---------- Registros fornecidos ----------
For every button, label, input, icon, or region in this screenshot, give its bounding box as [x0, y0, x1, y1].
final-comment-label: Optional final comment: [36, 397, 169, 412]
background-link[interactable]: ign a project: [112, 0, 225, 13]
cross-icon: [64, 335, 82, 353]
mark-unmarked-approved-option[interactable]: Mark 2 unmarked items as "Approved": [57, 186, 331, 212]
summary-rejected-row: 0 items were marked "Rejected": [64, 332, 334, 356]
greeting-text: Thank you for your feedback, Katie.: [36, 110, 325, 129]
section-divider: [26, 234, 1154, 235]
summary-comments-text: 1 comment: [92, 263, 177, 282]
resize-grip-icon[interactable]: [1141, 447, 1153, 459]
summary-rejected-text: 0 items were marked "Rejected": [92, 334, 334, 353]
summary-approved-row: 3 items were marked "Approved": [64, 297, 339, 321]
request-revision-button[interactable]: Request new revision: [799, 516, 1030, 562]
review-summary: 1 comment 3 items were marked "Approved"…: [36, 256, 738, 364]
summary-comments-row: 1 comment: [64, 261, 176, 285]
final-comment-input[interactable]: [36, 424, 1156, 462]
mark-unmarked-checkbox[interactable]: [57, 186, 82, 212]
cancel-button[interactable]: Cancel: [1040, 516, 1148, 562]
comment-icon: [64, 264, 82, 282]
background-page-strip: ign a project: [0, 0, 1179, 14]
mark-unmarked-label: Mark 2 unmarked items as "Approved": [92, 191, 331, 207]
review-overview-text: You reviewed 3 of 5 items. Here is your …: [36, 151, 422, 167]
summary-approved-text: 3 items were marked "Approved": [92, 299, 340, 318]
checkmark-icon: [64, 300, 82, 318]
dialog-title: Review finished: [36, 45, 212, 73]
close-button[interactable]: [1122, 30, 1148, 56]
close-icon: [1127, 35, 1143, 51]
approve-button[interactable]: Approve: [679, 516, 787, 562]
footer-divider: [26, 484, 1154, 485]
----------
### [O que fazer]
Edite as linhas que vão do início dos registros até a que contém "dialog-title: Review finished: [36, 45, 212, 73]", inclusive, trocando "feedback" por "comments". Reescreva essas linhas sem mudar mais nada.

### [Resultado]
For every button, label, input, icon, or region in this screenshot, give its bounding box as [x0, y0, x1, y1].
final-comment-label: Optional final comment: [36, 397, 169, 412]
background-link[interactable]: ign a project: [112, 0, 225, 13]
cross-icon: [64, 335, 82, 353]
mark-unmarked-approved-option[interactable]: Mark 2 unmarked items as "Approved": [57, 186, 331, 212]
summary-rejected-row: 0 items were marked "Rejected": [64, 332, 334, 356]
greeting-text: Thank you for your comments, Katie.: [36, 110, 325, 129]
section-divider: [26, 234, 1154, 235]
summary-comments-text: 1 comment: [92, 263, 177, 282]
resize-grip-icon[interactable]: [1141, 447, 1153, 459]
summary-rejected-text: 0 items were marked "Rejected": [92, 334, 334, 353]
summary-approved-row: 3 items were marked "Approved": [64, 297, 339, 321]
request-revision-button[interactable]: Request new revision: [799, 516, 1030, 562]
review-summary: 1 comment 3 items were marked "Approved"…: [36, 256, 738, 364]
summary-comments-row: 1 comment: [64, 261, 176, 285]
final-comment-input[interactable]: [36, 424, 1156, 462]
mark-unmarked-checkbox[interactable]: [57, 186, 82, 212]
cancel-button[interactable]: Cancel: [1040, 516, 1148, 562]
comment-icon: [64, 264, 82, 282]
background-page-strip: ign a project: [0, 0, 1179, 14]
mark-unmarked-label: Mark 2 unmarked items as "Approved": [92, 191, 331, 207]
review-overview-text: You reviewed 3 of 5 items. Here is your …: [36, 151, 422, 167]
summary-approved-text: 3 items were marked "Approved": [92, 299, 340, 318]
checkmark-icon: [64, 300, 82, 318]
dialog-title: Review finished: [36, 45, 212, 73]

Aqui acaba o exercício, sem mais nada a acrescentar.